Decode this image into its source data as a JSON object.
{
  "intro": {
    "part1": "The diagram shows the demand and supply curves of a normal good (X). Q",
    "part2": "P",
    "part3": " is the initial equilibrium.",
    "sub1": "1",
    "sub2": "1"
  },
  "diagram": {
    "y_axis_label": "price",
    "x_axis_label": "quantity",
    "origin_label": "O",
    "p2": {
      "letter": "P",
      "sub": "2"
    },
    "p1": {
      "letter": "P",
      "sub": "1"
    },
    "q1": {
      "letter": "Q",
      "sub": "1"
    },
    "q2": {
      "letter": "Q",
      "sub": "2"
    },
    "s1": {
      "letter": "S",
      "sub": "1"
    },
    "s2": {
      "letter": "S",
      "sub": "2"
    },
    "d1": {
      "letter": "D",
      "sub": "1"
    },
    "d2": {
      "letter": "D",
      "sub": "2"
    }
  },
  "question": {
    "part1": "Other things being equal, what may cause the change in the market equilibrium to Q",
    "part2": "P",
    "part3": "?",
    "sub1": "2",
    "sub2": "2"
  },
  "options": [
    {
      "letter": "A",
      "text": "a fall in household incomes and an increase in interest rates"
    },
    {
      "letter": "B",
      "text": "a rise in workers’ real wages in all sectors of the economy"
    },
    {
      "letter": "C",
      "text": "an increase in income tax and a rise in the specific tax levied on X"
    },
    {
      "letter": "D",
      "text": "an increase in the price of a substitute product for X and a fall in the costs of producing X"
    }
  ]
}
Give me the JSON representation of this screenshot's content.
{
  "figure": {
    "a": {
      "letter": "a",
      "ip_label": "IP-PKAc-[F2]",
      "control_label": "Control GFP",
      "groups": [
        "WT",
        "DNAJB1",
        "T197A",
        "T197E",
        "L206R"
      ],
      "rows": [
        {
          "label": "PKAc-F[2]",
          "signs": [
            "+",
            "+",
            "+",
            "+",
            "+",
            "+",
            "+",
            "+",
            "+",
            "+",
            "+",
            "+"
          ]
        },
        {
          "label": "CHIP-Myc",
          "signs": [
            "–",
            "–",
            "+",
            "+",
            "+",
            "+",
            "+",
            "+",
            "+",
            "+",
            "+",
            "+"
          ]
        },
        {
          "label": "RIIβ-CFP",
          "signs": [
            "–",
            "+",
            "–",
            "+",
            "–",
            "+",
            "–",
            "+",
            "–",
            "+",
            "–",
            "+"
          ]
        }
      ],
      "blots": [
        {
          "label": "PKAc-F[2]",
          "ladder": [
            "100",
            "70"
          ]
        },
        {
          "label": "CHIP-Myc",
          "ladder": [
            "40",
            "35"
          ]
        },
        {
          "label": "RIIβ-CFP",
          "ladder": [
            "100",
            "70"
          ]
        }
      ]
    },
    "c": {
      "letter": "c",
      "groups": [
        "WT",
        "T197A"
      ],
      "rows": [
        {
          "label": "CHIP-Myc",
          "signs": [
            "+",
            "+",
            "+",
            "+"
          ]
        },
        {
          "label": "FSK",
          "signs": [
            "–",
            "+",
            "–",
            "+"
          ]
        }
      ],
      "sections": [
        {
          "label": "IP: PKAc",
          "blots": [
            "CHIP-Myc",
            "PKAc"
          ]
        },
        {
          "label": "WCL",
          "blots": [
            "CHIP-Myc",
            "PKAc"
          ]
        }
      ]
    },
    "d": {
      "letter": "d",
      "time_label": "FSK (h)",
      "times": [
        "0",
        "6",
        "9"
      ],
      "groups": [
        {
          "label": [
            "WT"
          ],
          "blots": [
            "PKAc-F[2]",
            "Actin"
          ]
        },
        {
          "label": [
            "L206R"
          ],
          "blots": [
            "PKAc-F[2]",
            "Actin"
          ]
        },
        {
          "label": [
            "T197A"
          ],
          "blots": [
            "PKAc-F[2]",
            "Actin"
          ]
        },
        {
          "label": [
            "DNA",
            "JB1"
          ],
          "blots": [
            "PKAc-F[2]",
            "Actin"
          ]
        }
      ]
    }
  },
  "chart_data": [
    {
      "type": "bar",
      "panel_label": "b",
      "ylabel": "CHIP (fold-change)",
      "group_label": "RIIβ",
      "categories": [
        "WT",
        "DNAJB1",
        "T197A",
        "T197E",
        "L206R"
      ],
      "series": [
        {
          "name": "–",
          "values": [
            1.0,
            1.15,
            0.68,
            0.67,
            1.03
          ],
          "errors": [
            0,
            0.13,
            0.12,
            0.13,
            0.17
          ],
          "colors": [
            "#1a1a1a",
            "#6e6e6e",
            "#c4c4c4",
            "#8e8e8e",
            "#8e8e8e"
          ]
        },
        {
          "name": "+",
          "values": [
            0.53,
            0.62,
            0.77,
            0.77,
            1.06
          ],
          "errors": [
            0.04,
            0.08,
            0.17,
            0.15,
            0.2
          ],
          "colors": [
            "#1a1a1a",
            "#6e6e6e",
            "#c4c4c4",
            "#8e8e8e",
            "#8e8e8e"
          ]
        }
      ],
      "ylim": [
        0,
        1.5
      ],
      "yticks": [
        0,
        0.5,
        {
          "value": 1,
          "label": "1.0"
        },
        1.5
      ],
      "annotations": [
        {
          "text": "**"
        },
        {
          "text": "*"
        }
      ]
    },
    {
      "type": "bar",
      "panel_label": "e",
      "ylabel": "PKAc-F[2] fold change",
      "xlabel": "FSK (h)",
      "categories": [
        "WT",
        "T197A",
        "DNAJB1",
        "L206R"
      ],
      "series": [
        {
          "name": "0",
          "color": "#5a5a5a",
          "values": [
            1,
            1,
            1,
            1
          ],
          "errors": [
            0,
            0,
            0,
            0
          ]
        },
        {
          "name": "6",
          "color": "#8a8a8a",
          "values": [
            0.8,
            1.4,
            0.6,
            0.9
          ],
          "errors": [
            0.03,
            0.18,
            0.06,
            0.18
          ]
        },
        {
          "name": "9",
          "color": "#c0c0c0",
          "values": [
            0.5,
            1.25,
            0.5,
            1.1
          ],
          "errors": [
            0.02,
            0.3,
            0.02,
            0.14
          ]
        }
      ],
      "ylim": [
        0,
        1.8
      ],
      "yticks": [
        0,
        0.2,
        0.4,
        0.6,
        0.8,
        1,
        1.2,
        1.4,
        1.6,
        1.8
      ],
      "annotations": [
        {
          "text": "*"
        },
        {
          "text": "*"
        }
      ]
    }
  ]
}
* * * * * * * * *
| Instructions to follow |
How many lines in the records above contain the word "this"? Give only the number.

| Solution below |
2